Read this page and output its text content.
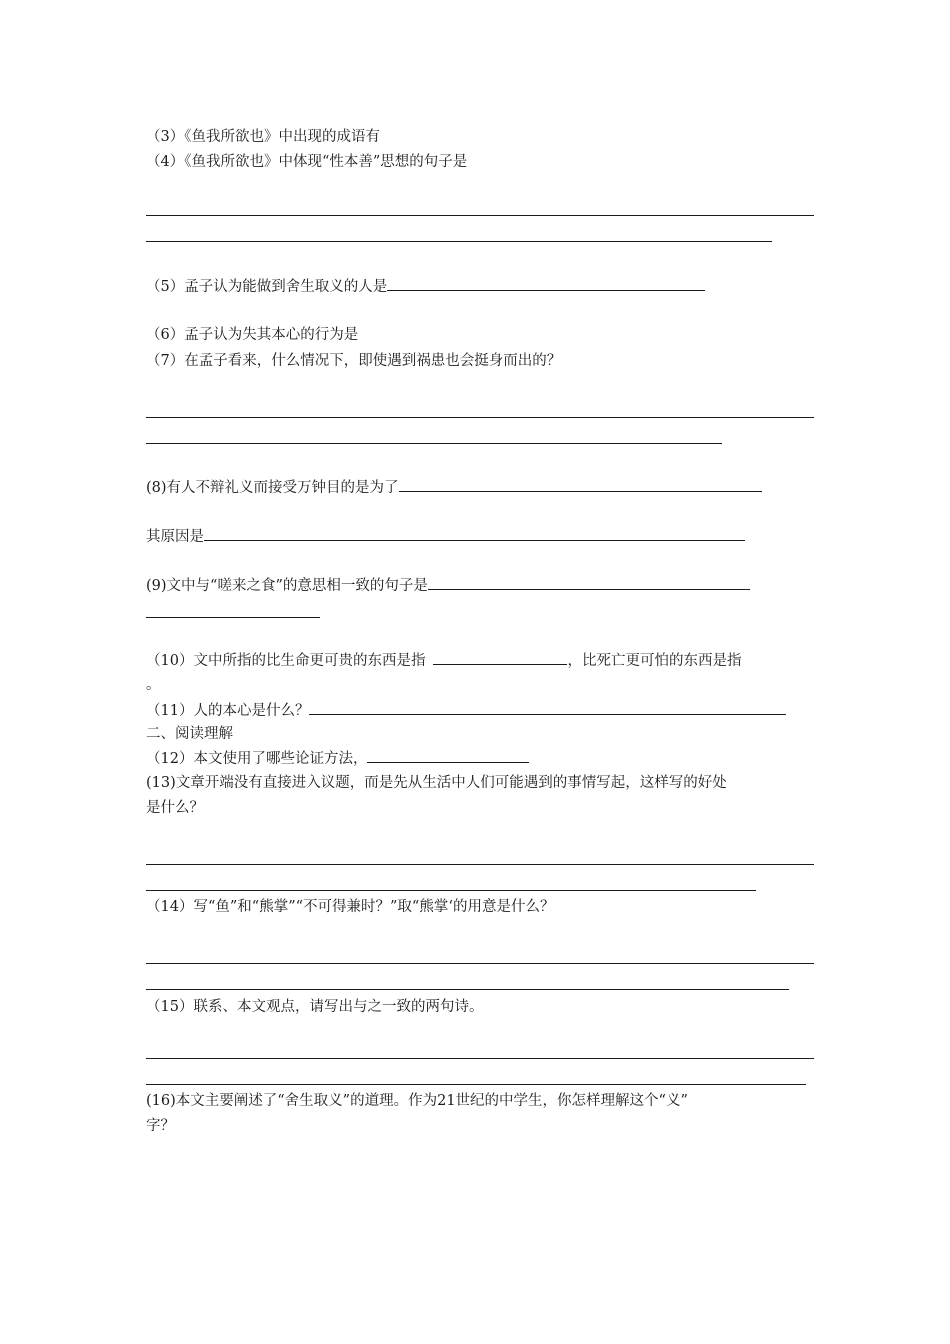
（3）《鱼我所欲也》中出现的成语有
（4）《鱼我所欲也》中体现“性本善”思想的句子是
（5）孟子认为能做到舍生取义的人是
（6）孟子认为失其本心的行为是
（7）在孟子看来，什么情况下，即使遇到祸患也会挺身而出的？
(8)有人不辩礼义而接受万钟目的是为了
其原因是
(9)文中与“嗟来之食”的意思相一致的句子是
（10）文中所指的比生命更可贵的东西是指	，比死亡更可怕的东西是指
。
（11）人的本心是什么？
二、阅读理解
（12）本文使用了哪些论证方法，
(13)文章开端没有直接进入议题，而是先从生活中人们可能遇到的事情写起，这样写的好处
是什么？
（14）写“鱼”和“熊掌”“不可得兼时？”取“熊掌‘的用意是什么？
（15）联系、本文观点，请写出与之一致的两句诗。
(16)本文主要阐述了“舍生取义”的道理。作为21世纪的中学生，你怎样理解这个“义”
字？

____

[What to produce]: Take the data above and repeat it exactly, leaving each picture out.

[Written answer]:
Read this page and output its text content.
（3）《鱼我所欲也》中出现的成语有
（4）《鱼我所欲也》中体现“性本善”思想的句子是
（5）孟子认为能做到舍生取义的人是
（6）孟子认为失其本心的行为是
（7）在孟子看来，什么情况下，即使遇到祸患也会挺身而出的？
(8)有人不辩礼义而接受万钟目的是为了
其原因是
(9)文中与“嗟来之食”的意思相一致的句子是
（10）文中所指的比生命更可贵的东西是指	，比死亡更可怕的东西是指
。
（11）人的本心是什么？
二、阅读理解
（12）本文使用了哪些论证方法，
(13)文章开端没有直接进入议题，而是先从生活中人们可能遇到的事情写起，这样写的好处
是什么？
（14）写“鱼”和“熊掌”“不可得兼时？”取“熊掌‘的用意是什么？
（15）联系、本文观点，请写出与之一致的两句诗。
(16)本文主要阐述了“舍生取义”的道理。作为21世纪的中学生，你怎样理解这个“义”
字？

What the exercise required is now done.